What you should do :: In full and without deviation, write out the entries that follow.

Dataset records

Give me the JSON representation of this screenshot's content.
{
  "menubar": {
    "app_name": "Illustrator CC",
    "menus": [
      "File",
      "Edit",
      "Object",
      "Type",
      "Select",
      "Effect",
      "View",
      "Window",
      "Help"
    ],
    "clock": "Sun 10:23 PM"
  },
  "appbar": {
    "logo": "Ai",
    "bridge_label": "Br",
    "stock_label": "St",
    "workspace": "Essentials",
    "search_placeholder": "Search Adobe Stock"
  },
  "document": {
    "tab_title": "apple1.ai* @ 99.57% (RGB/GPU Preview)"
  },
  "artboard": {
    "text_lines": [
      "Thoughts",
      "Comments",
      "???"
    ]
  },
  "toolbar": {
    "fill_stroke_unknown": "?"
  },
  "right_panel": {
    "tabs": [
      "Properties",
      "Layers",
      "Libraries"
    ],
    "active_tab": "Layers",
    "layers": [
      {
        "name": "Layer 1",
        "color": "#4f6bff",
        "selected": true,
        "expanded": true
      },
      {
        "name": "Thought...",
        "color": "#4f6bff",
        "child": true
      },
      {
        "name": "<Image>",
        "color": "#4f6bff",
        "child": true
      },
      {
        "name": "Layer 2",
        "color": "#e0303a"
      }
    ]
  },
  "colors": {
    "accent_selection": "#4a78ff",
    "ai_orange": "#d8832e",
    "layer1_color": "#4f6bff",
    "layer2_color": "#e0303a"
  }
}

Solution for this exercise ::
Give me the JSON representation of this screenshot's content.
{
  "menubar": {
    "app_name": "Illustrator CC",
    "menus": [
      "File",
      "Edit",
      "Object",
      "Type",
      "Select",
      "Effect",
      "View",
      "Window",
      "Help"
    ],
    "clock": "Sun 10:23 PM"
  },
  "appbar": {
    "logo": "Ai",
    "bridge_label": "Br",
    "stock_label": "St",
    "workspace": "Essentials",
    "search_placeholder": "Search Adobe Stock"
  },
  "document": {
    "tab_title": "apple1.ai* @ 99.57% (RGB/GPU Preview)"
  },
  "artboard": {
    "text_lines": [
      "Thoughts",
      "Comments",
      "???"
    ]
  },
  "toolbar": {
    "fill_stroke_unknown": "?"
  },
  "right_panel": {
    "tabs": [
      "Properties",
      "Layers",
      "Libraries"
    ],
    "active_tab": "Layers",
    "layers": [
      {
        "name": "Layer 1",
        "color": "#4f6bff",
        "selected": true,
        "expanded": true
      },
      {
        "name": "Thought...",
        "color": "#4f6bff",
        "child": true
      },
      {
        "name": "<Image>",
        "color": "#4f6bff",
        "child": true
      },
      {
        "name": "Layer 2",
        "color": "#e0303a"
      }
    ]
  },
  "colors": {
    "accent_selection": "#4a78ff",
    "ai_orange": "#d8832e",
    "layer1_color": "#4f6bff",
    "layer2_color": "#e0303a"
  }
}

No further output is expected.